-- Start DATASET CONTENT --

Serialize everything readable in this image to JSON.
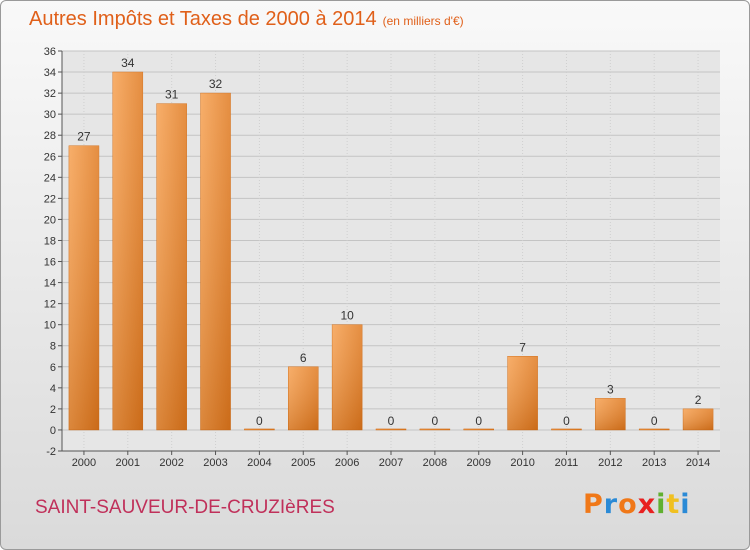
{
  "chart_data": {
    "type": "bar",
    "title": "Autres Impôts et Taxes de 2000 à 2014",
    "subtitle": "(en milliers d'€)",
    "categories": [
      "2000",
      "2001",
      "2002",
      "2003",
      "2004",
      "2005",
      "2006",
      "2007",
      "2008",
      "2009",
      "2010",
      "2011",
      "2012",
      "2013",
      "2014"
    ],
    "values": [
      27,
      34,
      31,
      32,
      0,
      6,
      10,
      0,
      0,
      0,
      7,
      0,
      3,
      0,
      2
    ],
    "ylim": [
      -2,
      36
    ],
    "yticks": [
      -2,
      0,
      2,
      4,
      6,
      8,
      10,
      12,
      14,
      16,
      18,
      20,
      22,
      24,
      26,
      28,
      30,
      32,
      34,
      36
    ],
    "grid": true,
    "bar_color": "#f08a30"
  },
  "footer": {
    "commune": "SAINT-SAUVEUR-DE-CRUZIèRES",
    "brand": [
      "P",
      "r",
      "o",
      "x",
      "i",
      "t",
      "i"
    ],
    "brand_colors": [
      "#f07818",
      "#2a8ad6",
      "#f07818",
      "#e82020",
      "#60b030",
      "#f0c020",
      "#2a8ad6"
    ]
  }
}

-- End DATASET CONTENT --

*EXERCISE PROMPT:*
Copy every line of the data exactly as written, excluding the pictures.

*SOLUTION TO THIS PROBLEM:*
Serialize everything readable in this image to JSON.
{
  "chart_data": {
    "type": "bar",
    "title": "Autres Impôts et Taxes de 2000 à 2014",
    "subtitle": "(en milliers d'€)",
    "categories": [
      "2000",
      "2001",
      "2002",
      "2003",
      "2004",
      "2005",
      "2006",
      "2007",
      "2008",
      "2009",
      "2010",
      "2011",
      "2012",
      "2013",
      "2014"
    ],
    "values": [
      27,
      34,
      31,
      32,
      0,
      6,
      10,
      0,
      0,
      0,
      7,
      0,
      3,
      0,
      2
    ],
    "ylim": [
      -2,
      36
    ],
    "yticks": [
      -2,
      0,
      2,
      4,
      6,
      8,
      10,
      12,
      14,
      16,
      18,
      20,
      22,
      24,
      26,
      28,
      30,
      32,
      34,
      36
    ],
    "grid": true,
    "bar_color": "#f08a30"
  },
  "footer": {
    "commune": "SAINT-SAUVEUR-DE-CRUZIèRES",
    "brand": [
      "P",
      "r",
      "o",
      "x",
      "i",
      "t",
      "i"
    ],
    "brand_colors": [
      "#f07818",
      "#2a8ad6",
      "#f07818",
      "#e82020",
      "#60b030",
      "#f0c020",
      "#2a8ad6"
    ]
  }
}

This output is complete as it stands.